Below are some records. Pull every line that contains the word "label".
Start INPUT DATA
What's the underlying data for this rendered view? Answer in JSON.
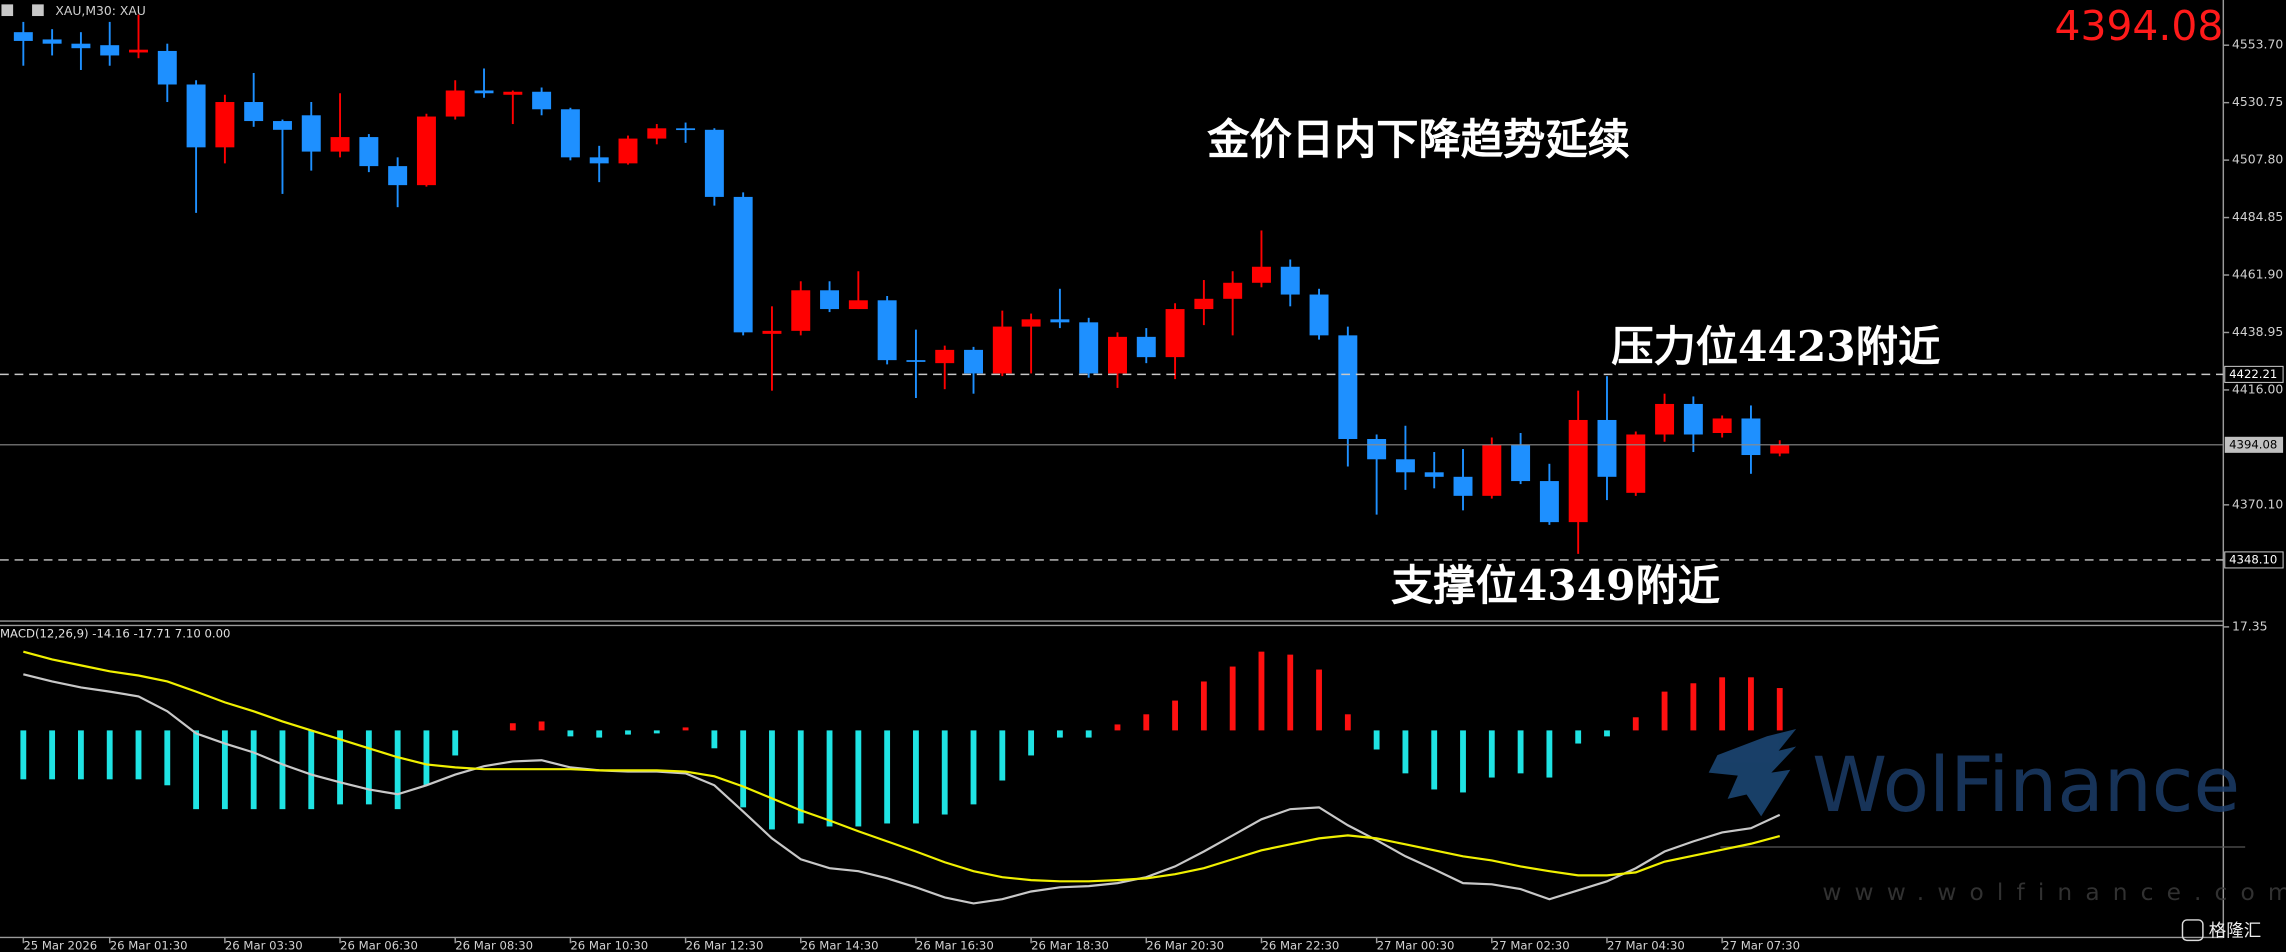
{
  "symbol": "XAU,M30: XAU",
  "watermark": {
    "brand": "WolFinance",
    "url": "www.wolfinance.com"
  },
  "source_logo": "格隆汇",
  "chart_data": [
    {
      "type": "candlestick",
      "title": "金价日内下降趋势延续",
      "annotations": [
        "压力位4423附近",
        "支撑位4349附近"
      ],
      "categories": [
        "25 Mar 2026",
        null,
        null,
        "26 Mar 01:30",
        null,
        null,
        null,
        "26 Mar 03:30",
        null,
        null,
        null,
        "26 Mar 06:30",
        null,
        null,
        null,
        "26 Mar 08:30",
        null,
        null,
        null,
        "26 Mar 10:30",
        null,
        null,
        null,
        "26 Mar 12:30",
        null,
        null,
        null,
        "26 Mar 14:30",
        null,
        null,
        null,
        "26 Mar 16:30",
        null,
        null,
        null,
        "26 Mar 18:30",
        null,
        null,
        null,
        "26 Mar 20:30",
        null,
        null,
        null,
        "26 Mar 22:30",
        null,
        null,
        null,
        "27 Mar 00:30",
        null,
        null,
        null,
        "27 Mar 02:30",
        null,
        null,
        null,
        "27 Mar 04:30",
        null,
        null,
        null,
        "27 Mar 07:30",
        null,
        null
      ],
      "open": [
        4558.9,
        4556.0,
        4554.3,
        4553.7,
        4550.8,
        4551.4,
        4538.0,
        4512.9,
        4531.0,
        4523.4,
        4525.7,
        4511.2,
        4517.0,
        4505.4,
        4497.8,
        4525.2,
        4535.6,
        4533.9,
        4535.1,
        4528.1,
        4508.9,
        4506.5,
        4516.4,
        4520.5,
        4519.9,
        4493.1,
        4438.4,
        4439.6,
        4455.8,
        4448.3,
        4451.8,
        4427.9,
        4426.7,
        4432.0,
        4422.6,
        4441.3,
        4444.2,
        4443.0,
        4422.6,
        4437.2,
        4429.1,
        4448.3,
        4452.4,
        4458.8,
        4465.2,
        4454.1,
        4437.8,
        4396.4,
        4388.3,
        4383.1,
        4381.3,
        4373.7,
        4394.1,
        4379.6,
        4363.2,
        4404.0,
        4374.9,
        4398.2,
        4410.4,
        4398.8,
        4404.6,
        4390.6
      ],
      "high": [
        4563.0,
        4560.1,
        4558.9,
        4563.0,
        4565.9,
        4554.3,
        4539.7,
        4533.9,
        4542.6,
        4524.0,
        4531.0,
        4534.5,
        4518.2,
        4508.9,
        4526.3,
        4539.7,
        4544.4,
        4535.6,
        4536.8,
        4528.7,
        4513.5,
        4517.6,
        4522.2,
        4522.8,
        4520.5,
        4494.9,
        4449.4,
        4459.4,
        4459.4,
        4463.4,
        4453.5,
        4440.1,
        4433.7,
        4433.2,
        4447.7,
        4446.5,
        4456.4,
        4444.8,
        4439.0,
        4440.7,
        4450.6,
        4459.9,
        4463.4,
        4479.7,
        4468.1,
        4456.4,
        4441.3,
        4398.2,
        4401.7,
        4391.2,
        4392.4,
        4397.0,
        4398.8,
        4386.5,
        4415.7,
        4421.5,
        4399.4,
        4414.5,
        4413.4,
        4405.8,
        4409.8,
        4395.9
      ],
      "low": [
        4545.5,
        4549.6,
        4543.8,
        4545.5,
        4548.5,
        4531.0,
        4486.7,
        4506.5,
        4521.1,
        4494.3,
        4503.6,
        4508.9,
        4503.0,
        4489.0,
        4497.2,
        4524.0,
        4532.7,
        4522.2,
        4525.7,
        4507.7,
        4499.0,
        4506.0,
        4514.1,
        4514.7,
        4489.6,
        4437.8,
        4415.7,
        4437.8,
        4447.1,
        4448.3,
        4426.2,
        4412.8,
        4416.3,
        4414.5,
        4421.5,
        4422.6,
        4440.7,
        4420.9,
        4416.8,
        4426.7,
        4420.3,
        4441.9,
        4437.8,
        4457.0,
        4449.4,
        4436.1,
        4385.4,
        4366.2,
        4376.1,
        4376.7,
        4367.9,
        4372.6,
        4378.4,
        4362.1,
        4350.5,
        4372.0,
        4373.7,
        4395.3,
        4391.2,
        4397.0,
        4382.5,
        4389.5
      ],
      "close": [
        4555.4,
        4554.3,
        4552.5,
        4549.6,
        4551.9,
        4538.0,
        4512.9,
        4531.0,
        4523.4,
        4519.9,
        4511.2,
        4517.0,
        4505.4,
        4497.8,
        4525.2,
        4535.6,
        4534.5,
        4535.1,
        4528.1,
        4508.9,
        4506.5,
        4516.4,
        4520.5,
        4519.9,
        4493.1,
        4439.0,
        4439.6,
        4455.8,
        4448.3,
        4451.8,
        4427.9,
        4427.3,
        4432.0,
        4422.6,
        4441.3,
        4444.2,
        4443.0,
        4422.6,
        4437.2,
        4429.1,
        4448.3,
        4452.4,
        4458.8,
        4465.2,
        4454.1,
        4437.8,
        4396.4,
        4388.3,
        4383.1,
        4381.3,
        4373.7,
        4394.1,
        4379.6,
        4363.2,
        4404.0,
        4381.3,
        4398.2,
        4410.4,
        4398.2,
        4404.6,
        4390.0,
        4394.08
      ],
      "up_color": "#ff0000",
      "down_color": "#1e90ff",
      "ylim": [
        4323.1,
        4571.75
      ],
      "yticks": [
        {
          "value": 4553.7,
          "label": "4553.70"
        },
        {
          "value": 4530.75,
          "label": "4530.75"
        },
        {
          "value": 4507.8,
          "label": "4507.80"
        },
        {
          "value": 4484.85,
          "label": "4484.85"
        },
        {
          "value": 4461.9,
          "label": "4461.90"
        },
        {
          "value": 4438.95,
          "label": "4438.95"
        },
        {
          "value": 4416.0,
          "label": "4416.00"
        },
        {
          "value": 4370.1,
          "label": "4370.10"
        }
      ],
      "levels": [
        {
          "value": 4422.21,
          "label": "4422.21"
        },
        {
          "value": 4348.1,
          "label": "4348.10"
        }
      ],
      "last_price": {
        "value": 4394.08,
        "label": "4394.08"
      }
    },
    {
      "type": "macd",
      "title": "MACD(12,26,9) -14.16 -17.71 7.10 0.00",
      "ylim": [
        -34.7,
        17.35
      ],
      "yticks": [
        17.35
      ],
      "histogram_values": [
        -8.2,
        -8.2,
        -8.2,
        -8.2,
        -8.2,
        -9.2,
        -13.2,
        -13.2,
        -13.2,
        -13.2,
        -13.2,
        -12.4,
        -12.4,
        -13.2,
        -9.2,
        -4.2,
        0,
        1.2,
        1.5,
        -1.0,
        -1.2,
        -0.7,
        -0.5,
        0.5,
        -3.0,
        -12.9,
        -16.6,
        -15.6,
        -16.1,
        -16.1,
        -15.6,
        -15.6,
        -14.1,
        -12.4,
        -8.4,
        -4.2,
        -1.2,
        -1.2,
        1.0,
        2.7,
        5.0,
        8.2,
        10.7,
        13.2,
        12.7,
        10.2,
        2.7,
        -3.2,
        -7.2,
        -9.9,
        -10.4,
        -7.9,
        -7.2,
        -7.9,
        -2.2,
        -1.0,
        2.2,
        6.5,
        7.9,
        8.9,
        8.9,
        7.1
      ],
      "histogram_up_color": "#ff1010",
      "histogram_down_color": "#1fe3e3",
      "series": [
        {
          "color": "#c8c8c8",
          "values": [
            9.4,
            8.2,
            7.2,
            6.5,
            5.7,
            3.2,
            -0.5,
            -2.2,
            -3.7,
            -5.7,
            -7.4,
            -8.7,
            -9.9,
            -10.7,
            -9.2,
            -7.4,
            -6.0,
            -5.2,
            -5.0,
            -6.2,
            -6.7,
            -6.9,
            -6.9,
            -7.2,
            -9.2,
            -13.6,
            -18.1,
            -21.6,
            -23.1,
            -23.6,
            -24.8,
            -26.3,
            -28.0,
            -29.0,
            -28.3,
            -27.0,
            -26.3,
            -26.1,
            -25.6,
            -24.6,
            -22.8,
            -20.3,
            -17.6,
            -14.9,
            -13.2,
            -12.9,
            -15.9,
            -18.4,
            -21.1,
            -23.3,
            -25.6,
            -25.8,
            -26.6,
            -28.3,
            -26.8,
            -25.3,
            -23.1,
            -20.3,
            -18.6,
            -17.1,
            -16.4,
            -14.16
          ]
        },
        {
          "color": "#f0f000",
          "values": [
            13.2,
            11.9,
            10.9,
            9.9,
            9.2,
            8.2,
            6.5,
            4.7,
            3.2,
            1.5,
            0,
            -1.5,
            -3.0,
            -4.5,
            -5.7,
            -6.2,
            -6.5,
            -6.5,
            -6.5,
            -6.5,
            -6.7,
            -6.7,
            -6.7,
            -6.9,
            -7.7,
            -9.4,
            -11.4,
            -13.4,
            -15.1,
            -16.9,
            -18.6,
            -20.3,
            -22.1,
            -23.6,
            -24.6,
            -25.1,
            -25.3,
            -25.3,
            -25.1,
            -24.8,
            -24.1,
            -23.1,
            -21.6,
            -20.1,
            -19.1,
            -18.1,
            -17.6,
            -18.1,
            -19.1,
            -20.1,
            -21.1,
            -21.8,
            -22.8,
            -23.6,
            -24.3,
            -24.3,
            -23.8,
            -22.0,
            -21.0,
            -20.0,
            -19.0,
            -17.71
          ]
        }
      ]
    }
  ]
}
End INPUT DATA
§ **FINISHED EXERCISE**
          "label": "4553.70"
          "label": "4530.75"
          "label": "4507.80"
          "label": "4484.85"
          "label": "4461.90"
          "label": "4438.95"
          "label": "4416.00"
          "label": "4370.10"
          "label": "4422.21"
          "label": "4348.10"
        "label": "4394.08"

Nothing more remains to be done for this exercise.